*Data supplied*.
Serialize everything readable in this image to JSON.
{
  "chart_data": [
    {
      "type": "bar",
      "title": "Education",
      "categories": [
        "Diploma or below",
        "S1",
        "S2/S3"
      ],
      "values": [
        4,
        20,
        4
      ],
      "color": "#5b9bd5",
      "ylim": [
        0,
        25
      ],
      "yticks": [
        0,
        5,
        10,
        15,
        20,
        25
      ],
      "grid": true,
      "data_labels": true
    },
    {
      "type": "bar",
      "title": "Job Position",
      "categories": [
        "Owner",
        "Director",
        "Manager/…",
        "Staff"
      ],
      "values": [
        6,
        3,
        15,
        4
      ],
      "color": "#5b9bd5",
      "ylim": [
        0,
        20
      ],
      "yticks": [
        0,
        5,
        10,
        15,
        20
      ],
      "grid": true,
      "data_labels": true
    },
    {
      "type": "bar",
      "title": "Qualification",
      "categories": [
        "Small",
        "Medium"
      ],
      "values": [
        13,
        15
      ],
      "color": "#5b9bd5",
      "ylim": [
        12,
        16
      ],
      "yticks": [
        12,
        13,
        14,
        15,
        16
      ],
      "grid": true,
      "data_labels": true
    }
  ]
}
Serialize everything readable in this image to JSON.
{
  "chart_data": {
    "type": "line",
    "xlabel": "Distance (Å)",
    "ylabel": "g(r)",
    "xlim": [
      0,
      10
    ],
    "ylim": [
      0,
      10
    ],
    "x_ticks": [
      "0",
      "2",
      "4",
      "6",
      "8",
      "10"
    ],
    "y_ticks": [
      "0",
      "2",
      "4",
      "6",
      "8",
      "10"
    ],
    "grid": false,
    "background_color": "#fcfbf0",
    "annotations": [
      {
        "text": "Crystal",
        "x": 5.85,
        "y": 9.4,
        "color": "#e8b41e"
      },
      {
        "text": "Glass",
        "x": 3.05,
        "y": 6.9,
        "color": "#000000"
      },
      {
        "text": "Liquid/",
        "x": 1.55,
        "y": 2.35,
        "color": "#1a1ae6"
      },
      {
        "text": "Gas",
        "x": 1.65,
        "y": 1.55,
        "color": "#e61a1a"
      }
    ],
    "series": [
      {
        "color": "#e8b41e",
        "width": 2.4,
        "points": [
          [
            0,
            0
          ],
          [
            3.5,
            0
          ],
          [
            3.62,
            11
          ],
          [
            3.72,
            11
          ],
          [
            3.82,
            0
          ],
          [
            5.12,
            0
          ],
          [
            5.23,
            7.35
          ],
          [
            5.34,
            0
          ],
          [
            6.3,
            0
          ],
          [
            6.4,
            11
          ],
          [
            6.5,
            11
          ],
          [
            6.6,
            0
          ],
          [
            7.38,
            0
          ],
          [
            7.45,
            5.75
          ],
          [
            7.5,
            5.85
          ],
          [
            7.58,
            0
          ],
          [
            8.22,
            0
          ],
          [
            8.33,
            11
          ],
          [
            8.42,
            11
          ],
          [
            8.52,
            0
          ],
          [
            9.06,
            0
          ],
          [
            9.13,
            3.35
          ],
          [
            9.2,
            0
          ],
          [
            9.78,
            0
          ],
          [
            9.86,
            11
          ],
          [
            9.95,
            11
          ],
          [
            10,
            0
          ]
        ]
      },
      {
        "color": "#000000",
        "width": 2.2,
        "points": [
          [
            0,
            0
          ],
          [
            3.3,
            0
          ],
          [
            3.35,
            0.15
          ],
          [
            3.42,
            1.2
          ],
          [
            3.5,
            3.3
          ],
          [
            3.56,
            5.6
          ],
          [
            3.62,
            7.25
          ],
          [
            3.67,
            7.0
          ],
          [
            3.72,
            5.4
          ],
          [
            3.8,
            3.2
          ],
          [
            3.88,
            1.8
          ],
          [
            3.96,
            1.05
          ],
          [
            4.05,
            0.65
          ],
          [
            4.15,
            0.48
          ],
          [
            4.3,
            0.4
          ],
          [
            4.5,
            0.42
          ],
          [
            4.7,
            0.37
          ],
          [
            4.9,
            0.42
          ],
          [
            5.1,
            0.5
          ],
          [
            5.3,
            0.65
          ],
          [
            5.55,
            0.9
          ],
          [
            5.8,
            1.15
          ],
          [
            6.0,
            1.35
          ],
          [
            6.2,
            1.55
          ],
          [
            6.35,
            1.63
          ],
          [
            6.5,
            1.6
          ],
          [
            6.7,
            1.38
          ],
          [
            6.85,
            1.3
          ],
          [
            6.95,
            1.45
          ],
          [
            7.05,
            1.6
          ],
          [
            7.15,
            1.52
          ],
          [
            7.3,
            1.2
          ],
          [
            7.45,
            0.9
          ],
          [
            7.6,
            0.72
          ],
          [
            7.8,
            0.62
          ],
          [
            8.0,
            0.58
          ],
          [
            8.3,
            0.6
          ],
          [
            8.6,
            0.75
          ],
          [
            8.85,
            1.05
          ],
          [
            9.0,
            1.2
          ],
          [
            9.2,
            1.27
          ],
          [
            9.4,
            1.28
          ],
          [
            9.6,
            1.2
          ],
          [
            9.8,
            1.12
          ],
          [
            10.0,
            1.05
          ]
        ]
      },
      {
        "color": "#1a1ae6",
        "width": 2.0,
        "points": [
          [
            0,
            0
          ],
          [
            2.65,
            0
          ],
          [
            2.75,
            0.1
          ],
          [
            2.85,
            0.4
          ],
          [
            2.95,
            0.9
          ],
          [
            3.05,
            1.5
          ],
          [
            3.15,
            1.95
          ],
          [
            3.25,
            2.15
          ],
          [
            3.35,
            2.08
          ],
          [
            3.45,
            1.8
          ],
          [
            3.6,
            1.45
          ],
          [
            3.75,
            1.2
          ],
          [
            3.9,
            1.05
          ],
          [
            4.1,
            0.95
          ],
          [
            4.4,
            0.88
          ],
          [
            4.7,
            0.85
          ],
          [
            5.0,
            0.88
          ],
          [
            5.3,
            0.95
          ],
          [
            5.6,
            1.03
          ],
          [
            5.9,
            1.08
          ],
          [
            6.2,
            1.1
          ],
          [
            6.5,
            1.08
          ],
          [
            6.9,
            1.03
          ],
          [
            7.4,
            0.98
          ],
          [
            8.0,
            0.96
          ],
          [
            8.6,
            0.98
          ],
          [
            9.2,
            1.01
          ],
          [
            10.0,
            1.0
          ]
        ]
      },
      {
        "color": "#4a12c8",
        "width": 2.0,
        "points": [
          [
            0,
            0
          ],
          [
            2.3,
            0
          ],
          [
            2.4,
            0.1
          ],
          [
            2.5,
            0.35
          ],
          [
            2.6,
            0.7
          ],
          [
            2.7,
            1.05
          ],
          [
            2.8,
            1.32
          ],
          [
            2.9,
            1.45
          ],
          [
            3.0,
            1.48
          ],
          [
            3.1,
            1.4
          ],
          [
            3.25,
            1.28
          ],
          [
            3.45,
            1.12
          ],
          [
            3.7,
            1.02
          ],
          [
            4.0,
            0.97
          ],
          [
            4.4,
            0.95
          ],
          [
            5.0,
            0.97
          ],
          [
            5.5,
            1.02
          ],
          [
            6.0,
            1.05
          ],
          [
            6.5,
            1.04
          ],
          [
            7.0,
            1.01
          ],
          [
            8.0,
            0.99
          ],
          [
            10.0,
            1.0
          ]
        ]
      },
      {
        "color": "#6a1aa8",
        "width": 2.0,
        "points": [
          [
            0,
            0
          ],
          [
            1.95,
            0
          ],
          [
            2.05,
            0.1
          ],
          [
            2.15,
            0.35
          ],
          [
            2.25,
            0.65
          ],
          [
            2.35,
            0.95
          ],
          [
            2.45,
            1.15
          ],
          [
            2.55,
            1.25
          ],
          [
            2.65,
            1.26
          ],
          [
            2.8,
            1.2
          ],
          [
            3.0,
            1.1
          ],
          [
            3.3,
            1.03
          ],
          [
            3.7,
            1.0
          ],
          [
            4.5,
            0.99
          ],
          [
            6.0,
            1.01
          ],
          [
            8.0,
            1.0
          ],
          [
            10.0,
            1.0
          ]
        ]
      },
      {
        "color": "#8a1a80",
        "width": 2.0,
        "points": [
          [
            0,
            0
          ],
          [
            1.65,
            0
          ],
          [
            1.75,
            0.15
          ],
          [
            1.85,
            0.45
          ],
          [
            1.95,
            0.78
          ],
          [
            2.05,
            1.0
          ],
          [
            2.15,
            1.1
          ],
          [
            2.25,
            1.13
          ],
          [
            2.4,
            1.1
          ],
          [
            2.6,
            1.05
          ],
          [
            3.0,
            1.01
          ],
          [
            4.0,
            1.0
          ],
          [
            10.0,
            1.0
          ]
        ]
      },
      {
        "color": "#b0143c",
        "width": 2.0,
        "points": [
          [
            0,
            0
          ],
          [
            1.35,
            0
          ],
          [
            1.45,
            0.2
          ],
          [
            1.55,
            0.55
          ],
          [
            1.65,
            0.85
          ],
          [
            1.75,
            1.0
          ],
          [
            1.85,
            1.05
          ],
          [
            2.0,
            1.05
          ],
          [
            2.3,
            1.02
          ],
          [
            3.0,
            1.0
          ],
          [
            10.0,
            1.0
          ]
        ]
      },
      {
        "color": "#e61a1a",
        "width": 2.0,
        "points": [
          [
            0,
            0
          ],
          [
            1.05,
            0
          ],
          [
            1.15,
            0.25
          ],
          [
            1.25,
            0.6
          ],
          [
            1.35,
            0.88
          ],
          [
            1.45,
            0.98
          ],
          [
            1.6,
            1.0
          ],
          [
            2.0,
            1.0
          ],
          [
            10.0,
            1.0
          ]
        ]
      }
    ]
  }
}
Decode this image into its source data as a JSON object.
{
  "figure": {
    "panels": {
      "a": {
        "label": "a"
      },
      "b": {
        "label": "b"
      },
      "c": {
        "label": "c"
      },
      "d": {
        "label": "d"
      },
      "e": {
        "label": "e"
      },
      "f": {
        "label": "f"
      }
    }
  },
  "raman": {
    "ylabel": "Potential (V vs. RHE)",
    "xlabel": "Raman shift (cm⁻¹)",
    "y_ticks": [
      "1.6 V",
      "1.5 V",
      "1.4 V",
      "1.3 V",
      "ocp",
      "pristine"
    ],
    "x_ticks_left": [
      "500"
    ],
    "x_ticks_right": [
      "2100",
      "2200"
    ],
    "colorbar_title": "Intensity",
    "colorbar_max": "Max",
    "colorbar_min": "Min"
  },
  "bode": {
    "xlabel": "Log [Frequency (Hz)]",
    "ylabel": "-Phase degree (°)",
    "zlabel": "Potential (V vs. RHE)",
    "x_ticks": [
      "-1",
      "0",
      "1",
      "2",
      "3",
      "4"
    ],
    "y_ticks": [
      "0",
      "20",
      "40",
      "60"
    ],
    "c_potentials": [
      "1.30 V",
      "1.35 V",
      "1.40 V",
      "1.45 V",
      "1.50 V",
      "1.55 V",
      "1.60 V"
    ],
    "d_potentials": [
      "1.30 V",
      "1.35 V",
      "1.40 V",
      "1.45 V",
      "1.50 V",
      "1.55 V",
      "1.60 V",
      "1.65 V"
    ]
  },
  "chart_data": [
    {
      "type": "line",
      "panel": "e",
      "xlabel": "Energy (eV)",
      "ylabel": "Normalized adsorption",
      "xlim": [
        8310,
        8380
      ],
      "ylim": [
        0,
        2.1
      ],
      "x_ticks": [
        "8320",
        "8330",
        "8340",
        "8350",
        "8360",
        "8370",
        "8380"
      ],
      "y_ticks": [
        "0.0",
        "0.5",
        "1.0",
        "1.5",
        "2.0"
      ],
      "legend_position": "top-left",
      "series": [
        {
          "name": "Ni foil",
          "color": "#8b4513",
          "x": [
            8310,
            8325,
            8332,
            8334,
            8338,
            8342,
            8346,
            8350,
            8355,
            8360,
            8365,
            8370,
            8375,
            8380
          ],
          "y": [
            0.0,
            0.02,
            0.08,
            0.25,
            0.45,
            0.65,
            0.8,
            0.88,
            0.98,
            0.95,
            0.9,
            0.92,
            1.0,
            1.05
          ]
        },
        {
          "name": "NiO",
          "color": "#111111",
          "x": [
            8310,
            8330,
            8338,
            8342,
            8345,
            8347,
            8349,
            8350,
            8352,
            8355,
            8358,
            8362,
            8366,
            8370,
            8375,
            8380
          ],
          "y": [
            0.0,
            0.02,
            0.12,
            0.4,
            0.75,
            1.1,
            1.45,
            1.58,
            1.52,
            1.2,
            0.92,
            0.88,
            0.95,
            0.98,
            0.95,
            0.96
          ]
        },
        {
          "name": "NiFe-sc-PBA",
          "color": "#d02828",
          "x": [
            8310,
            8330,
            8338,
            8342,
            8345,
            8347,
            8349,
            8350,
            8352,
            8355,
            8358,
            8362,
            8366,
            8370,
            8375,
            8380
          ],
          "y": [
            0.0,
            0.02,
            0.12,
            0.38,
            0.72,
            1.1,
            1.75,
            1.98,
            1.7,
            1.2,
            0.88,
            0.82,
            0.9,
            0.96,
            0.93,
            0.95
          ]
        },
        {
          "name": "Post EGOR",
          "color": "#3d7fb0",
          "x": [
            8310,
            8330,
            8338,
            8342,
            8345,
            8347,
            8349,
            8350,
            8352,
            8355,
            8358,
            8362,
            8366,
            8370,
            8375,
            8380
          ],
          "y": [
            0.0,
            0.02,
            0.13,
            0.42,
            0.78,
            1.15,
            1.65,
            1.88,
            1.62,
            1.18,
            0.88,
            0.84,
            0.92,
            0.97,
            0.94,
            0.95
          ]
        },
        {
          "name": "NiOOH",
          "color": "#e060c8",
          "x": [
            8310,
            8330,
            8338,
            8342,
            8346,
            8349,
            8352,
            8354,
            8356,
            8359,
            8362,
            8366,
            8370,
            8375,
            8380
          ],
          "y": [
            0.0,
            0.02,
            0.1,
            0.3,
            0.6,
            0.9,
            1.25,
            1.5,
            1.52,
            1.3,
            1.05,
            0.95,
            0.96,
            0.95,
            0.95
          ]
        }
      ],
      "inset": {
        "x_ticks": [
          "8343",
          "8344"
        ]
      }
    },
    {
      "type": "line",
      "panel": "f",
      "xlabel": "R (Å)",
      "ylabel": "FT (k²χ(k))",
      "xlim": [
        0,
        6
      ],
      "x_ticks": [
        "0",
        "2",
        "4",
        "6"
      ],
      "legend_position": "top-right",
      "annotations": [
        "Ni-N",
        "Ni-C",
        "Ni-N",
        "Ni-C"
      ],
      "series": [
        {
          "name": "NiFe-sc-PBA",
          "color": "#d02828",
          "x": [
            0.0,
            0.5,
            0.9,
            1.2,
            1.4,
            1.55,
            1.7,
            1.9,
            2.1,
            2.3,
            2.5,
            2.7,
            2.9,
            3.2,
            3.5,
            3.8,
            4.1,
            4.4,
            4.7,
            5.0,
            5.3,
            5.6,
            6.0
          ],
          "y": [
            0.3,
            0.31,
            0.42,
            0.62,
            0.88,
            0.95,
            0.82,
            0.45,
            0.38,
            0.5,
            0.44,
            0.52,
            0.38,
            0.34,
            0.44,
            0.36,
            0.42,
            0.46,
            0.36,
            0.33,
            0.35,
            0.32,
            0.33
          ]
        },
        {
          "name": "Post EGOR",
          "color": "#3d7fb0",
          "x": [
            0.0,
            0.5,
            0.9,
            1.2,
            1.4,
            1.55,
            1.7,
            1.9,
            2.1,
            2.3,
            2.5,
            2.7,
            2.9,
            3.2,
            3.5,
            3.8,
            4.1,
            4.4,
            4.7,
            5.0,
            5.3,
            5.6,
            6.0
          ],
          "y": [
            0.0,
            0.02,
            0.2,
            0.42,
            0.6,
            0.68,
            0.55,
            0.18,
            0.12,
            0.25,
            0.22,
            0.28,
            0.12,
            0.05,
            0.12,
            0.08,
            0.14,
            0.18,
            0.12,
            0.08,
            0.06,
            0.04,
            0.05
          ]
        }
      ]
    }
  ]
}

*Task goal*.
Find the lines above that contain the word "text" and collect them.

*Final result*.
        "text": "Crystal",
        "text": "Glass",
        "text": "Liquid/",
        "text": "Gas",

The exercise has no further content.